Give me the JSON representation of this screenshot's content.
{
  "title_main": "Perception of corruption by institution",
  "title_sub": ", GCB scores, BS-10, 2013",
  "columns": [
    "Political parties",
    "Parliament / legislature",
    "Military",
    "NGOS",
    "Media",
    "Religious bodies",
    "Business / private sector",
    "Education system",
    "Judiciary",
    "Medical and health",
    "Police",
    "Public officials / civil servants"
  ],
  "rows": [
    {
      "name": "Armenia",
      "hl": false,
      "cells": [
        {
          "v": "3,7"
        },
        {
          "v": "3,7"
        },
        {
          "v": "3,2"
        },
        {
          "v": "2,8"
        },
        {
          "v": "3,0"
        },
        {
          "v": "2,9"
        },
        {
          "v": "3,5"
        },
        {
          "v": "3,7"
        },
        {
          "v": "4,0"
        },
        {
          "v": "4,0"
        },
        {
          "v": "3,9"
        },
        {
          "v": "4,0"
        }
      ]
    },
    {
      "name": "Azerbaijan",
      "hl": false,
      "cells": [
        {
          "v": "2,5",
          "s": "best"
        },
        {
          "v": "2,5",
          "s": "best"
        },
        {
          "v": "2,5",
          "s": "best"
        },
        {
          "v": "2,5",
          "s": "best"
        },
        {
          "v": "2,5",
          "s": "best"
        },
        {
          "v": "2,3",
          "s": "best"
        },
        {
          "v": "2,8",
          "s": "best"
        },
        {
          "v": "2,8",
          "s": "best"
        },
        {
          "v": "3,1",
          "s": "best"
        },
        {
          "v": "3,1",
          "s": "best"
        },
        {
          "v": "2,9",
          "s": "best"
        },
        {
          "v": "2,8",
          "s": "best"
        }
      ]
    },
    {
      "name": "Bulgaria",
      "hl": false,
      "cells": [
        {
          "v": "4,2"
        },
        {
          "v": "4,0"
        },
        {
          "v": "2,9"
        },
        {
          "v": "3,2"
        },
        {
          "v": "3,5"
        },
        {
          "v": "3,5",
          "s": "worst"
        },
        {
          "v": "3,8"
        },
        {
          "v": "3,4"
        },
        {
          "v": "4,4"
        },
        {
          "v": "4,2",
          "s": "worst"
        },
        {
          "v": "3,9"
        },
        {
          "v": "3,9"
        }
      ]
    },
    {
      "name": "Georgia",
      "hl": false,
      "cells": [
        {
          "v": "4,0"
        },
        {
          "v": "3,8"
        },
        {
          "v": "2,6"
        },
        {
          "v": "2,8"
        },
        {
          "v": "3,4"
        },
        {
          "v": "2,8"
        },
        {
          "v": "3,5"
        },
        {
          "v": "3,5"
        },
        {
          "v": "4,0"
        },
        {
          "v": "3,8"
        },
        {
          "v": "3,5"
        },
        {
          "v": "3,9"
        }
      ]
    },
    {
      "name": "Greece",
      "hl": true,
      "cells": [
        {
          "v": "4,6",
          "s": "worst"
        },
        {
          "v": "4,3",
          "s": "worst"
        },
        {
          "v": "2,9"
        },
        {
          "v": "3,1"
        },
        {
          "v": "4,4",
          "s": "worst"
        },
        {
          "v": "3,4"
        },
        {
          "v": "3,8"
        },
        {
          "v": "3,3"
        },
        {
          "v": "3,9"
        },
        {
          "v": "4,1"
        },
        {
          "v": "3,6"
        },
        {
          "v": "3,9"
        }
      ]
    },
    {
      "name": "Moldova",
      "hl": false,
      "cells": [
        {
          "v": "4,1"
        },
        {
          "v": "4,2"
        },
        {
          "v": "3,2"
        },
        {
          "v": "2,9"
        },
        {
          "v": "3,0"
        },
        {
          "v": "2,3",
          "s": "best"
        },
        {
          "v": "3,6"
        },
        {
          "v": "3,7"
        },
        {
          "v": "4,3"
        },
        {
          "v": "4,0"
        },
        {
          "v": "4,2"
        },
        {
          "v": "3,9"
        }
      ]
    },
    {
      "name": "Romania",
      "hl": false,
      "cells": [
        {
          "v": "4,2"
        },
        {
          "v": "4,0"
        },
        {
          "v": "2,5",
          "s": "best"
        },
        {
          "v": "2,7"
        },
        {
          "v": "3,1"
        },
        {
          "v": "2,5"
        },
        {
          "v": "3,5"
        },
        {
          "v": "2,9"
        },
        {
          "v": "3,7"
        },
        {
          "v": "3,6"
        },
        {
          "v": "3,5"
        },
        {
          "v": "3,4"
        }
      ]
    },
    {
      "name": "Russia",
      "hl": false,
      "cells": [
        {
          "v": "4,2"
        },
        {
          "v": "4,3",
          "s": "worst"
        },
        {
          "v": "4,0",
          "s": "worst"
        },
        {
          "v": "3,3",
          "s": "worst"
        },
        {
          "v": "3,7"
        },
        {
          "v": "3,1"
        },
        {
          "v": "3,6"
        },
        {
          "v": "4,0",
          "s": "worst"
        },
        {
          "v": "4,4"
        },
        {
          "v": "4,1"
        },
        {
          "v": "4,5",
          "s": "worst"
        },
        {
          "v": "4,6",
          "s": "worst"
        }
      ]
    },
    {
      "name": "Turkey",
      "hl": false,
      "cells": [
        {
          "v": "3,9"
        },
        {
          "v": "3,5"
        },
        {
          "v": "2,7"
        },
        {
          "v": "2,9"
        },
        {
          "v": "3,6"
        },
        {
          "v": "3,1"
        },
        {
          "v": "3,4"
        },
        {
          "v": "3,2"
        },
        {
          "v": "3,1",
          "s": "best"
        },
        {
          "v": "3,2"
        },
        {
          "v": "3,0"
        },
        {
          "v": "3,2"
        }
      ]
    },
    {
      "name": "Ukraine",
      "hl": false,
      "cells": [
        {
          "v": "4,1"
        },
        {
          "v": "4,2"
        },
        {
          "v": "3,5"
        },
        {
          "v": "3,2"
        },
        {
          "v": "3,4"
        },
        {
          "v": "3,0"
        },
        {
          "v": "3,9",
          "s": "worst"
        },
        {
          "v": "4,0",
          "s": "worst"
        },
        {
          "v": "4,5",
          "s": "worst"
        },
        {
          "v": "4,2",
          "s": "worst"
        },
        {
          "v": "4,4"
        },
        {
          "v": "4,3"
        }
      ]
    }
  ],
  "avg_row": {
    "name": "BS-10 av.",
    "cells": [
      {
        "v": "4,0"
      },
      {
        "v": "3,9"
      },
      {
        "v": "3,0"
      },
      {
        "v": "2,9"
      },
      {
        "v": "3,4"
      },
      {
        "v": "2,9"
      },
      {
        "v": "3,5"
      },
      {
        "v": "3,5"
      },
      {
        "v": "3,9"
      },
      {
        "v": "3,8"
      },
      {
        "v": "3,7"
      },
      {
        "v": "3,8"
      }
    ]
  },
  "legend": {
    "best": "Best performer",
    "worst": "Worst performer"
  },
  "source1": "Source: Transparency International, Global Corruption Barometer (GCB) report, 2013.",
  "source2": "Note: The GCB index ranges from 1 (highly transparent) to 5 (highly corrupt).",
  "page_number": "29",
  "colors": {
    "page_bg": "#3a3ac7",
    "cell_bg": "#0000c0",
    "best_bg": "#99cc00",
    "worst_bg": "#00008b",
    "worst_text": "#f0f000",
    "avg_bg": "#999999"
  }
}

####

■ **TASK GOAL**
The records above must be output exactly, in full.

■ **TASK RESPONSE**
Give me the JSON representation of this screenshot's content.
{
  "title_main": "Perception of corruption by institution",
  "title_sub": ", GCB scores, BS-10, 2013",
  "columns": [
    "Political parties",
    "Parliament / legislature",
    "Military",
    "NGOS",
    "Media",
    "Religious bodies",
    "Business / private sector",
    "Education system",
    "Judiciary",
    "Medical and health",
    "Police",
    "Public officials / civil servants"
  ],
  "rows": [
    {
      "name": "Armenia",
      "hl": false,
      "cells": [
        {
          "v": "3,7"
        },
        {
          "v": "3,7"
        },
        {
          "v": "3,2"
        },
        {
          "v": "2,8"
        },
        {
          "v": "3,0"
        },
        {
          "v": "2,9"
        },
        {
          "v": "3,5"
        },
        {
          "v": "3,7"
        },
        {
          "v": "4,0"
        },
        {
          "v": "4,0"
        },
        {
          "v": "3,9"
        },
        {
          "v": "4,0"
        }
      ]
    },
    {
      "name": "Azerbaijan",
      "hl": false,
      "cells": [
        {
          "v": "2,5",
          "s": "best"
        },
        {
          "v": "2,5",
          "s": "best"
        },
        {
          "v": "2,5",
          "s": "best"
        },
        {
          "v": "2,5",
          "s": "best"
        },
        {
          "v": "2,5",
          "s": "best"
        },
        {
          "v": "2,3",
          "s": "best"
        },
        {
          "v": "2,8",
          "s": "best"
        },
        {
          "v": "2,8",
          "s": "best"
        },
        {
          "v": "3,1",
          "s": "best"
        },
        {
          "v": "3,1",
          "s": "best"
        },
        {
          "v": "2,9",
          "s": "best"
        },
        {
          "v": "2,8",
          "s": "best"
        }
      ]
    },
    {
      "name": "Bulgaria",
      "hl": false,
      "cells": [
        {
          "v": "4,2"
        },
        {
          "v": "4,0"
        },
        {
          "v": "2,9"
        },
        {
          "v": "3,2"
        },
        {
          "v": "3,5"
        },
        {
          "v": "3,5",
          "s": "worst"
        },
        {
          "v": "3,8"
        },
        {
          "v": "3,4"
        },
        {
          "v": "4,4"
        },
        {
          "v": "4,2",
          "s": "worst"
        },
        {
          "v": "3,9"
        },
        {
          "v": "3,9"
        }
      ]
    },
    {
      "name": "Georgia",
      "hl": false,
      "cells": [
        {
          "v": "4,0"
        },
        {
          "v": "3,8"
        },
        {
          "v": "2,6"
        },
        {
          "v": "2,8"
        },
        {
          "v": "3,4"
        },
        {
          "v": "2,8"
        },
        {
          "v": "3,5"
        },
        {
          "v": "3,5"
        },
        {
          "v": "4,0"
        },
        {
          "v": "3,8"
        },
        {
          "v": "3,5"
        },
        {
          "v": "3,9"
        }
      ]
    },
    {
      "name": "Greece",
      "hl": true,
      "cells": [
        {
          "v": "4,6",
          "s": "worst"
        },
        {
          "v": "4,3",
          "s": "worst"
        },
        {
          "v": "2,9"
        },
        {
          "v": "3,1"
        },
        {
          "v": "4,4",
          "s": "worst"
        },
        {
          "v": "3,4"
        },
        {
          "v": "3,8"
        },
        {
          "v": "3,3"
        },
        {
          "v": "3,9"
        },
        {
          "v": "4,1"
        },
        {
          "v": "3,6"
        },
        {
          "v": "3,9"
        }
      ]
    },
    {
      "name": "Moldova",
      "hl": false,
      "cells": [
        {
          "v": "4,1"
        },
        {
          "v": "4,2"
        },
        {
          "v": "3,2"
        },
        {
          "v": "2,9"
        },
        {
          "v": "3,0"
        },
        {
          "v": "2,3",
          "s": "best"
        },
        {
          "v": "3,6"
        },
        {
          "v": "3,7"
        },
        {
          "v": "4,3"
        },
        {
          "v": "4,0"
        },
        {
          "v": "4,2"
        },
        {
          "v": "3,9"
        }
      ]
    },
    {
      "name": "Romania",
      "hl": false,
      "cells": [
        {
          "v": "4,2"
        },
        {
          "v": "4,0"
        },
        {
          "v": "2,5",
          "s": "best"
        },
        {
          "v": "2,7"
        },
        {
          "v": "3,1"
        },
        {
          "v": "2,5"
        },
        {
          "v": "3,5"
        },
        {
          "v": "2,9"
        },
        {
          "v": "3,7"
        },
        {
          "v": "3,6"
        },
        {
          "v": "3,5"
        },
        {
          "v": "3,4"
        }
      ]
    },
    {
      "name": "Russia",
      "hl": false,
      "cells": [
        {
          "v": "4,2"
        },
        {
          "v": "4,3",
          "s": "worst"
        },
        {
          "v": "4,0",
          "s": "worst"
        },
        {
          "v": "3,3",
          "s": "worst"
        },
        {
          "v": "3,7"
        },
        {
          "v": "3,1"
        },
        {
          "v": "3,6"
        },
        {
          "v": "4,0",
          "s": "worst"
        },
        {
          "v": "4,4"
        },
        {
          "v": "4,1"
        },
        {
          "v": "4,5",
          "s": "worst"
        },
        {
          "v": "4,6",
          "s": "worst"
        }
      ]
    },
    {
      "name": "Turkey",
      "hl": false,
      "cells": [
        {
          "v": "3,9"
        },
        {
          "v": "3,5"
        },
        {
          "v": "2,7"
        },
        {
          "v": "2,9"
        },
        {
          "v": "3,6"
        },
        {
          "v": "3,1"
        },
        {
          "v": "3,4"
        },
        {
          "v": "3,2"
        },
        {
          "v": "3,1",
          "s": "best"
        },
        {
          "v": "3,2"
        },
        {
          "v": "3,0"
        },
        {
          "v": "3,2"
        }
      ]
    },
    {
      "name": "Ukraine",
      "hl": false,
      "cells": [
        {
          "v": "4,1"
        },
        {
          "v": "4,2"
        },
        {
          "v": "3,5"
        },
        {
          "v": "3,2"
        },
        {
          "v": "3,4"
        },
        {
          "v": "3,0"
        },
        {
          "v": "3,9",
          "s": "worst"
        },
        {
          "v": "4,0",
          "s": "worst"
        },
        {
          "v": "4,5",
          "s": "worst"
        },
        {
          "v": "4,2",
          "s": "worst"
        },
        {
          "v": "4,4"
        },
        {
          "v": "4,3"
        }
      ]
    }
  ],
  "avg_row": {
    "name": "BS-10 av.",
    "cells": [
      {
        "v": "4,0"
      },
      {
        "v": "3,9"
      },
      {
        "v": "3,0"
      },
      {
        "v": "2,9"
      },
      {
        "v": "3,4"
      },
      {
        "v": "2,9"
      },
      {
        "v": "3,5"
      },
      {
        "v": "3,5"
      },
      {
        "v": "3,9"
      },
      {
        "v": "3,8"
      },
      {
        "v": "3,7"
      },
      {
        "v": "3,8"
      }
    ]
  },
  "legend": {
    "best": "Best performer",
    "worst": "Worst performer"
  },
  "source1": "Source: Transparency International, Global Corruption Barometer (GCB) report, 2013.",
  "source2": "Note: The GCB index ranges from 1 (highly transparent) to 5 (highly corrupt).",
  "page_number": "29",
  "colors": {
    "page_bg": "#3a3ac7",
    "cell_bg": "#0000c0",
    "best_bg": "#99cc00",
    "worst_bg": "#00008b",
    "worst_text": "#f0f000",
    "avg_bg": "#999999"
  }
}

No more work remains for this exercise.